-- START OF Task material --

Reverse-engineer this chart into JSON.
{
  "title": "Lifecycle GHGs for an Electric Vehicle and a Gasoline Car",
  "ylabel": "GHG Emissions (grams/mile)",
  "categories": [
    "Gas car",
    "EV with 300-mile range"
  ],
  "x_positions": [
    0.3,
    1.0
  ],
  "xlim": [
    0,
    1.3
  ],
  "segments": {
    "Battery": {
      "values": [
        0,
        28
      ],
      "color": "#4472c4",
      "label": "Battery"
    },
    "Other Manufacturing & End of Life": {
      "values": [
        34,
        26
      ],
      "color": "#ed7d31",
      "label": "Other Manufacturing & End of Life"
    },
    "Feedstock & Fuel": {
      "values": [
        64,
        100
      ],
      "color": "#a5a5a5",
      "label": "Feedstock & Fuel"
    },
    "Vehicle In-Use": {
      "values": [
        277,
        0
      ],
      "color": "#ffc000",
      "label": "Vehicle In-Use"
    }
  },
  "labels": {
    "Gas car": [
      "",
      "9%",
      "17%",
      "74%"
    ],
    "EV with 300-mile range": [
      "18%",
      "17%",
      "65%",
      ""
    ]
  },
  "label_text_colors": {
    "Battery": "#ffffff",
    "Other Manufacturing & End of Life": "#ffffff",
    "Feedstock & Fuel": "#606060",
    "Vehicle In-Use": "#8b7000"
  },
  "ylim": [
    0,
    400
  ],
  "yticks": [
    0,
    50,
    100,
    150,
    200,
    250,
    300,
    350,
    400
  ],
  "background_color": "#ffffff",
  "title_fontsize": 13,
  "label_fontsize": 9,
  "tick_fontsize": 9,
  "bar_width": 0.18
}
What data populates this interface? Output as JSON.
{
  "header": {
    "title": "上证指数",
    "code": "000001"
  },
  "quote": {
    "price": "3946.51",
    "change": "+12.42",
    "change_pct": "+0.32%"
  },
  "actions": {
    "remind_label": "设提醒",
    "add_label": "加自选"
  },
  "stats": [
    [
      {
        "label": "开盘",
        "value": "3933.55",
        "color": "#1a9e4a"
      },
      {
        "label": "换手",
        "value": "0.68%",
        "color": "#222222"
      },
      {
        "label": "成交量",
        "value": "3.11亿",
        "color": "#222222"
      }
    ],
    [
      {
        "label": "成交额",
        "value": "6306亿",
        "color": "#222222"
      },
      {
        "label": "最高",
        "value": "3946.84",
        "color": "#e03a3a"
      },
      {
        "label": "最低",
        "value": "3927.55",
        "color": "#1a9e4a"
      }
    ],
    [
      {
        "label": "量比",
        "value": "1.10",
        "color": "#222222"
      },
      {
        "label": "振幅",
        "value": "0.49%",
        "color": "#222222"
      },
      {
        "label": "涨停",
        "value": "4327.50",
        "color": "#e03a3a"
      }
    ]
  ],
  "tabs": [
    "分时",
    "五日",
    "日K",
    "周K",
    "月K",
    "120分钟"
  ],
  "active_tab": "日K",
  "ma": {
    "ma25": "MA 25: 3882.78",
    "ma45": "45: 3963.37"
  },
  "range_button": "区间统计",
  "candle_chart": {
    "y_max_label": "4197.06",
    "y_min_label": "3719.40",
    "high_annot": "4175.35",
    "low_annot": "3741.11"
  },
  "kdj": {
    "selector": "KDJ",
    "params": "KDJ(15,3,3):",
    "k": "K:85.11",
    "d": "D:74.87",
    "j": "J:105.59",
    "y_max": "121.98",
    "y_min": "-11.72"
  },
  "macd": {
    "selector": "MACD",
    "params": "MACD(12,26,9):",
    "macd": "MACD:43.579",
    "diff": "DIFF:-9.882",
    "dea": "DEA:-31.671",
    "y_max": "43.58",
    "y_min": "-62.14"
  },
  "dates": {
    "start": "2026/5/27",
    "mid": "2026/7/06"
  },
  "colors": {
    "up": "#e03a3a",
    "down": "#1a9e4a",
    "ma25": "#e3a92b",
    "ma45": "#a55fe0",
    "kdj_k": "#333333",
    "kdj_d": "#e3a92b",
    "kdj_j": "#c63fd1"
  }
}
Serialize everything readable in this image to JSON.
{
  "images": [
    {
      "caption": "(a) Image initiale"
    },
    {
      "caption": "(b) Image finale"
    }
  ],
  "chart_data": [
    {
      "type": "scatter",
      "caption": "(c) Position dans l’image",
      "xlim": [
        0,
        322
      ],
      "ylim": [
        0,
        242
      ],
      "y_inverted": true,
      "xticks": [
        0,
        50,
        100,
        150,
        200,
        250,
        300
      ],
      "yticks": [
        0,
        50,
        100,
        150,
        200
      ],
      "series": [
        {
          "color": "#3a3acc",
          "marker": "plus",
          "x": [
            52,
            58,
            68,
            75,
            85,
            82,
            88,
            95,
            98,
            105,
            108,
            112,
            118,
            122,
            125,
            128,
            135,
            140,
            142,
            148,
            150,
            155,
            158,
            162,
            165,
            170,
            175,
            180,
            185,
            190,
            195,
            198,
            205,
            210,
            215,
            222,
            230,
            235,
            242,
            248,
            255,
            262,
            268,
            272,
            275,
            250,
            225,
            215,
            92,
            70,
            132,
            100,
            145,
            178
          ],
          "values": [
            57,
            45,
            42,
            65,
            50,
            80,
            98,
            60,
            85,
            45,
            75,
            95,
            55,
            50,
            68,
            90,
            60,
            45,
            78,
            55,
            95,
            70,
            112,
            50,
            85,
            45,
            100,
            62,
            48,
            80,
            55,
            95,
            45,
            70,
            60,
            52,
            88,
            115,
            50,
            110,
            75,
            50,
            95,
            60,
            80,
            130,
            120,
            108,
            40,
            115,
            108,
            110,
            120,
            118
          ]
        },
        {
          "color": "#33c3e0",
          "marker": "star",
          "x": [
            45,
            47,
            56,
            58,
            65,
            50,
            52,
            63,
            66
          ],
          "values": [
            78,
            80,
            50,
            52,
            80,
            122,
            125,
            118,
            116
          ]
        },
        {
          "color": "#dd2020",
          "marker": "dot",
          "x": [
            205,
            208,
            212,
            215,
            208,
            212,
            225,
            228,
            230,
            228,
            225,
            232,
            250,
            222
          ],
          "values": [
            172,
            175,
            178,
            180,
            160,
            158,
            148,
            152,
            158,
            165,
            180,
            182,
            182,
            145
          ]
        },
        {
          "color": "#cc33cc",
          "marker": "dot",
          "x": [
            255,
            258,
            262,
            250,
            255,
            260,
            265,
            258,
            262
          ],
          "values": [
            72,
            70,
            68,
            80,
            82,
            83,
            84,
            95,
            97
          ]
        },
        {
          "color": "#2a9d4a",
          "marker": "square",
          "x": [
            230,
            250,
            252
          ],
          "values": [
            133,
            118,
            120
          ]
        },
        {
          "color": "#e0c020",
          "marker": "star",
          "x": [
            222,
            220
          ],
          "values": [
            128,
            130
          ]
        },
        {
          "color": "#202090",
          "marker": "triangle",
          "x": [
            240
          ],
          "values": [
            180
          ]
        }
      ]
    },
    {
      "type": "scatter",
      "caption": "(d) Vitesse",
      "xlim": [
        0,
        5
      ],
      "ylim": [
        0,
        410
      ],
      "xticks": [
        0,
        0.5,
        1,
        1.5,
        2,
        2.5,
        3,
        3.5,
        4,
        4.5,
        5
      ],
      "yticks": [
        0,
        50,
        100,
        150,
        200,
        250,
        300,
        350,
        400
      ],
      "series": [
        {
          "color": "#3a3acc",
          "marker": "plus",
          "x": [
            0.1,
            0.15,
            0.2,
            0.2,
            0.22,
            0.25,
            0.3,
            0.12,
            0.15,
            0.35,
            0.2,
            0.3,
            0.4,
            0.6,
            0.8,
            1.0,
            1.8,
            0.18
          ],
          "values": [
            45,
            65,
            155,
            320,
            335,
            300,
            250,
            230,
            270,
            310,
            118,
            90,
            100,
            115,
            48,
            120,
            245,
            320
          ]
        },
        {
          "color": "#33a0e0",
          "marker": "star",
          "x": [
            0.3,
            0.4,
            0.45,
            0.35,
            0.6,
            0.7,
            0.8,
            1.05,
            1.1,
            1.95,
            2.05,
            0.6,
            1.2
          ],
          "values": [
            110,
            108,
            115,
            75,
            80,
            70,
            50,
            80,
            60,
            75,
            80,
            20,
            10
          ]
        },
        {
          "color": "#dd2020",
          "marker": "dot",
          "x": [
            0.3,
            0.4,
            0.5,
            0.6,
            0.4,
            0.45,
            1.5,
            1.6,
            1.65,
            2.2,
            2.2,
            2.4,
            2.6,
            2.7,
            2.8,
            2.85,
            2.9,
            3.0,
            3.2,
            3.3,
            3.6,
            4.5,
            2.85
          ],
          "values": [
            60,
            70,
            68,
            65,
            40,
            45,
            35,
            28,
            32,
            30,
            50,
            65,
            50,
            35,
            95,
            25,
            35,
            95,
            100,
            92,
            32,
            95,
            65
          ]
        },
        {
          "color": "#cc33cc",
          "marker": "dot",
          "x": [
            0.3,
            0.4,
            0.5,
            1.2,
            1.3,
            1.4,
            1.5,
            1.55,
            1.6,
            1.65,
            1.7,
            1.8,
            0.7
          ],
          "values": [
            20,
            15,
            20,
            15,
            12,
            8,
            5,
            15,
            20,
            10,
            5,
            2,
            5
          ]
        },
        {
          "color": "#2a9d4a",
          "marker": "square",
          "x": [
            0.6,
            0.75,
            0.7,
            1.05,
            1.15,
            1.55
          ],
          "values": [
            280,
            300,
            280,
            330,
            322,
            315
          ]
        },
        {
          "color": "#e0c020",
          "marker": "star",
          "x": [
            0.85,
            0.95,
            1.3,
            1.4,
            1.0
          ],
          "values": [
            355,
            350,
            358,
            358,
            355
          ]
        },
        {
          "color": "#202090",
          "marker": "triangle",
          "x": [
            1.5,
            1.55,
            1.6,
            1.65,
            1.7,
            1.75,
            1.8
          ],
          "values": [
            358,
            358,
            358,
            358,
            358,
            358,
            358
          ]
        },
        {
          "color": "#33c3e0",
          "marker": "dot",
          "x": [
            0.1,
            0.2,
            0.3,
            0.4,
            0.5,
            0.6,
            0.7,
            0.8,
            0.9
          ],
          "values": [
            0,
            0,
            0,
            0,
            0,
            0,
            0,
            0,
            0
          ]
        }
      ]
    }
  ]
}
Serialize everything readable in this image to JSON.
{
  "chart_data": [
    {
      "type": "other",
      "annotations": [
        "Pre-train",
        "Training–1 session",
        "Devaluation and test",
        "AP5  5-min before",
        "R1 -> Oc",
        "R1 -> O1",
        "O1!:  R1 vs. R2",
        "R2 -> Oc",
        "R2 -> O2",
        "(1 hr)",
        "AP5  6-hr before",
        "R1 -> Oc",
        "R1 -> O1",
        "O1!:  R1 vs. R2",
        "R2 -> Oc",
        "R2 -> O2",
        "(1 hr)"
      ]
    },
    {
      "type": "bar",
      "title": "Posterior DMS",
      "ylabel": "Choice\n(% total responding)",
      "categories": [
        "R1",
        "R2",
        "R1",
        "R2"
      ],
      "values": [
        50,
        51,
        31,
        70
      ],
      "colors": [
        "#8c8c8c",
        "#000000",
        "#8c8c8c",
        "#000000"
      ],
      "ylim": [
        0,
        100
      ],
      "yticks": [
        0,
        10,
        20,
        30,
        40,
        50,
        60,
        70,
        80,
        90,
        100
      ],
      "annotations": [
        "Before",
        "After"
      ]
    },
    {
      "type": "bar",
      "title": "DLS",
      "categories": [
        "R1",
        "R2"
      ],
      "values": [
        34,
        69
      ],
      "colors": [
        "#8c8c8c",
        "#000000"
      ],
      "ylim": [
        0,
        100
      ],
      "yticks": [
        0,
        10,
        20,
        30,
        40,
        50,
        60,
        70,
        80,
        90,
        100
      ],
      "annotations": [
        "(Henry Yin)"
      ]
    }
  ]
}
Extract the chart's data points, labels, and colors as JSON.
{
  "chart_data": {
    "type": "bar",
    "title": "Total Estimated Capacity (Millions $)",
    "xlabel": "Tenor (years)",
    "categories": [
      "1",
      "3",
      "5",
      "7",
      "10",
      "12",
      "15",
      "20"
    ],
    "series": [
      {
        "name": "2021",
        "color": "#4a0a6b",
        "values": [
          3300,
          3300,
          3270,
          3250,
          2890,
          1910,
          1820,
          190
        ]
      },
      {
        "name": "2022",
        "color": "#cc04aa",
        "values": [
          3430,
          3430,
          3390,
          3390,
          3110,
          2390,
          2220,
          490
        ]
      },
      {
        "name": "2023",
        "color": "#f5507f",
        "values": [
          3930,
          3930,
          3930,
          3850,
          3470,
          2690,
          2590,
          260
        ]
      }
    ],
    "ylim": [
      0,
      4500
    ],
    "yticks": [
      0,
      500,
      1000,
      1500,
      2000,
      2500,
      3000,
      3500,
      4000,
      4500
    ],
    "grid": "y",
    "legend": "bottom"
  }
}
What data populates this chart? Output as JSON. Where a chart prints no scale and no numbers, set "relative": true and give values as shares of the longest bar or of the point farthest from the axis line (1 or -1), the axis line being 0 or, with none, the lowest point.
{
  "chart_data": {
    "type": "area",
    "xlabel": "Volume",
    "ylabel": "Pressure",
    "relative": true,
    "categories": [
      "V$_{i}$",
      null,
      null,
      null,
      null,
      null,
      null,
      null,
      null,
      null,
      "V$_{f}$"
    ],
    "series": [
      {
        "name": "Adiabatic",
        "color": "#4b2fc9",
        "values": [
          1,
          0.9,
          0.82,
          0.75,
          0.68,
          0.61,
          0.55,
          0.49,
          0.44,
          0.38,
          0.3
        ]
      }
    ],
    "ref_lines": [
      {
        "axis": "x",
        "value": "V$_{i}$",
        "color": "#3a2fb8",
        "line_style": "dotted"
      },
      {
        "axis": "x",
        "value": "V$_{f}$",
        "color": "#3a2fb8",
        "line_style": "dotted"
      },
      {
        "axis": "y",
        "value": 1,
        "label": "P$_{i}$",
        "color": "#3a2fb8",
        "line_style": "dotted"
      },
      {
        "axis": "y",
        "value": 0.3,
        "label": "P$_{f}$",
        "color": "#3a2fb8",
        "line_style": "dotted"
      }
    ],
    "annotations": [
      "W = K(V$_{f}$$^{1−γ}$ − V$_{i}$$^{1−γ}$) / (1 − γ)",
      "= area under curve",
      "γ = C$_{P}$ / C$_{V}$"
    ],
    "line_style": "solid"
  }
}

-- END OF Task material --

▶ **Exercise instructions**:
Filter the records above for "What" and copy every matching line.

▶ **Expected answer**:
What data populates this interface? Output as JSON.
What data populates this chart? Output as JSON. Where a chart prints no scale and no numbers, set "relative": true and give values as shares of the longest bar or of the point farthest from the axis line (1 or -1), the axis line being 0 or, with none, the lowest point.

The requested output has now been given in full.